- Exercise objective
Search the listing for the string "boundary" and copy every line that contains it.
● ● ● ● ● ● ●
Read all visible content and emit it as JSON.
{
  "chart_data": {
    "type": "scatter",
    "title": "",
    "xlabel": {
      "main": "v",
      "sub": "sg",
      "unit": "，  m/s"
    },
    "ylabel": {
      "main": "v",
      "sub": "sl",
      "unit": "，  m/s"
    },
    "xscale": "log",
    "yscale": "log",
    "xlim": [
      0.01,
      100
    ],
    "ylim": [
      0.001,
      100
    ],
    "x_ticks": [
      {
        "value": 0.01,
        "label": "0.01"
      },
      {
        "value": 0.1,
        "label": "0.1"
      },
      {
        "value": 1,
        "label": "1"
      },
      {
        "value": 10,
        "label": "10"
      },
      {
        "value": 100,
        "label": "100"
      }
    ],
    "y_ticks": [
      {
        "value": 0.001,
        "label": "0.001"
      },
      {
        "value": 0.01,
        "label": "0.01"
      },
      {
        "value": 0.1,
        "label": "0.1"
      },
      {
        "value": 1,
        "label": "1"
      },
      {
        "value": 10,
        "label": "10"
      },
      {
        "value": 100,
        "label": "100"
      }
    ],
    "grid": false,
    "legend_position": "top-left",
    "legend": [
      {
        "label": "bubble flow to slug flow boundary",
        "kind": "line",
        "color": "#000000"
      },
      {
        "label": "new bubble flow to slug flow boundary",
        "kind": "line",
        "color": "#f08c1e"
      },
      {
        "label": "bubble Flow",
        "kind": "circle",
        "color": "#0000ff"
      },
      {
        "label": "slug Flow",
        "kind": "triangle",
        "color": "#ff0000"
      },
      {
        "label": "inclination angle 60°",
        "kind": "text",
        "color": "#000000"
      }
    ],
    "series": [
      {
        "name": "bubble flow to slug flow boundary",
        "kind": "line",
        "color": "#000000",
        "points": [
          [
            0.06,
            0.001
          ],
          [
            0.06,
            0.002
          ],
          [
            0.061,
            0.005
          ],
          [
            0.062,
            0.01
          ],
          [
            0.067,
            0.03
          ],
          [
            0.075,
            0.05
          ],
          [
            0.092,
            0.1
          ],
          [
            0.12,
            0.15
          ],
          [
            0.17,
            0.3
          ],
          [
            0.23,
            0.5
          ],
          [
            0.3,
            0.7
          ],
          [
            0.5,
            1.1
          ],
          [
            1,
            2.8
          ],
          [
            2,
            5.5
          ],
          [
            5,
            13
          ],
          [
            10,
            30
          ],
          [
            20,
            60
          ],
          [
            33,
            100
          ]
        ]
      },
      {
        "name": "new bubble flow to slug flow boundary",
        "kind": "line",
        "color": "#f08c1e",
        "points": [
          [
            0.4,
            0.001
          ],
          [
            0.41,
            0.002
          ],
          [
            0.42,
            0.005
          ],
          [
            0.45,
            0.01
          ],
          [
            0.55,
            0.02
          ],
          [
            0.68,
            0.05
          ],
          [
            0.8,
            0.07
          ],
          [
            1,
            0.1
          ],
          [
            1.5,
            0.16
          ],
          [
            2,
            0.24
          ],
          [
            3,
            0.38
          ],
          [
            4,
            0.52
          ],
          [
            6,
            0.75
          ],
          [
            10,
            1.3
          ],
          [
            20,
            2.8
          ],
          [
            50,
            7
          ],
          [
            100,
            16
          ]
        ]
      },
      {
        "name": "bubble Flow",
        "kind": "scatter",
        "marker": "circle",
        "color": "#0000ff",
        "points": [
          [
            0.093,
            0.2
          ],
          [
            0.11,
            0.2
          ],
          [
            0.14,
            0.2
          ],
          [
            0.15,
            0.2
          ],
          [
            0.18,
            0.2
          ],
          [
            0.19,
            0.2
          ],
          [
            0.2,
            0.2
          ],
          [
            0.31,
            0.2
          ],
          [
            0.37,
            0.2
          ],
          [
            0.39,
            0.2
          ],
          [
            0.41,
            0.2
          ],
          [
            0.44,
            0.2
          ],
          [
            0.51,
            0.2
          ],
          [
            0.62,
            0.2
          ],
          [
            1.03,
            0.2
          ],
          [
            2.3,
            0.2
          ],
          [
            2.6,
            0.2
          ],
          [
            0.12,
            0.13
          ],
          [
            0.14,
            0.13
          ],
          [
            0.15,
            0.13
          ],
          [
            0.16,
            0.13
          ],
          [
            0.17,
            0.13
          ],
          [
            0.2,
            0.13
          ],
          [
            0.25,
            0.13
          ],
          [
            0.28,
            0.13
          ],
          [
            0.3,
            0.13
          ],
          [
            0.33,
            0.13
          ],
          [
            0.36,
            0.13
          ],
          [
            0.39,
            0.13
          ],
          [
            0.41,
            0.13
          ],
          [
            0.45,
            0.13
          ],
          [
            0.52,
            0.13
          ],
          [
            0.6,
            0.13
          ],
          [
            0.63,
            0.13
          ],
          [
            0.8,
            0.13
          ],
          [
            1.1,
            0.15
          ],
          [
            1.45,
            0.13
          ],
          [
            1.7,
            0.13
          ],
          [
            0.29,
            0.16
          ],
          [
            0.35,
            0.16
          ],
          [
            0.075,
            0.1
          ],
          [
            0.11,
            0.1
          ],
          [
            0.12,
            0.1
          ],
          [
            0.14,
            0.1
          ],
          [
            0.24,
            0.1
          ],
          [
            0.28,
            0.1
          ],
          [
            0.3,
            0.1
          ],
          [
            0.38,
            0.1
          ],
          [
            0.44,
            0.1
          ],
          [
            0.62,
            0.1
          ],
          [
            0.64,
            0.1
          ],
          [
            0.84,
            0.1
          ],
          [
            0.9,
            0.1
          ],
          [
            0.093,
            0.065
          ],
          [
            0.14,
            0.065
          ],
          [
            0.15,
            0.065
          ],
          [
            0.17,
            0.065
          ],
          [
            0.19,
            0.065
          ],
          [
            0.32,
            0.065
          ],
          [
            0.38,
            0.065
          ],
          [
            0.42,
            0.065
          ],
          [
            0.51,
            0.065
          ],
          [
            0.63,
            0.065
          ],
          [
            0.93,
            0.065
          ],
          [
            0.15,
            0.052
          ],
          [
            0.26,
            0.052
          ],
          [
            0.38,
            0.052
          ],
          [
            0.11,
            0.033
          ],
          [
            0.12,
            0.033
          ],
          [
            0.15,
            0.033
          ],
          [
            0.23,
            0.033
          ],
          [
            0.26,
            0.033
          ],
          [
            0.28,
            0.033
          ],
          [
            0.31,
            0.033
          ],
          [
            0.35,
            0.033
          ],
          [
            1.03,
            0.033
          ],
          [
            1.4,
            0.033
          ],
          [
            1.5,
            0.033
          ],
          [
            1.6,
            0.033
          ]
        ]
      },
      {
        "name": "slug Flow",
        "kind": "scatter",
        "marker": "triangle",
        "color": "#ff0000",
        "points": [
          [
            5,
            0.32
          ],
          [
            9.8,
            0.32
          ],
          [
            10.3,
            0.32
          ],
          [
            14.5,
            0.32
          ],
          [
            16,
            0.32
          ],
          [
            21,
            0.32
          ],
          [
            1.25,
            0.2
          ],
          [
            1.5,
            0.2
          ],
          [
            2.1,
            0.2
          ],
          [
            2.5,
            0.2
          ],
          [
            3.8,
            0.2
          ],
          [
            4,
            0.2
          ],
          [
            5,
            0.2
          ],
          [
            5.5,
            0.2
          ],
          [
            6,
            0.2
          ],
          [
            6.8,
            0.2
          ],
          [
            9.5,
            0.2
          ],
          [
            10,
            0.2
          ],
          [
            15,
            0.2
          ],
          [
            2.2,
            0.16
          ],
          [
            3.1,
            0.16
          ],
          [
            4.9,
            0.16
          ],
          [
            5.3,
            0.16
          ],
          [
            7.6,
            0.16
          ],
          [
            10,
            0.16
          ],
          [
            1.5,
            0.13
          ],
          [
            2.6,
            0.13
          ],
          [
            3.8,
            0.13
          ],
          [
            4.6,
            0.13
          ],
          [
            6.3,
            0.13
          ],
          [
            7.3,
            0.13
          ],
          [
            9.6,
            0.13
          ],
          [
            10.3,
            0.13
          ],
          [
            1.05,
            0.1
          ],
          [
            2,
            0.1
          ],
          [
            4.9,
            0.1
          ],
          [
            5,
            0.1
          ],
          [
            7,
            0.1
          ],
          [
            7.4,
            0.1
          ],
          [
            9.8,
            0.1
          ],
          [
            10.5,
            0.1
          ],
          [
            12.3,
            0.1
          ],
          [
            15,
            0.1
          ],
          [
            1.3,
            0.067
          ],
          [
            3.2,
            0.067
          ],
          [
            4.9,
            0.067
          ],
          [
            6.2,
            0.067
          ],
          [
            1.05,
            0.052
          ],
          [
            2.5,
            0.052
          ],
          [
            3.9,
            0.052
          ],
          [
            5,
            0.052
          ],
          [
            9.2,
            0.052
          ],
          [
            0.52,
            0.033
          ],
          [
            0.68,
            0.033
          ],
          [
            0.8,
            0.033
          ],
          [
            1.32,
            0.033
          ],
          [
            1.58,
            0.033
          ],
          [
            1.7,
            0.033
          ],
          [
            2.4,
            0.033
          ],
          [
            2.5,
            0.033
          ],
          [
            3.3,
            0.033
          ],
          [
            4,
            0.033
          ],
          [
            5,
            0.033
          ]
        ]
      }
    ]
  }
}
● ● ● ● ● ● ●
- Task answer
        "label": "bubble flow to slug flow boundary",
        "label": "new bubble flow to slug flow boundary",
        "name": "bubble flow to slug flow boundary",
        "name": "new bubble flow to slug flow boundary",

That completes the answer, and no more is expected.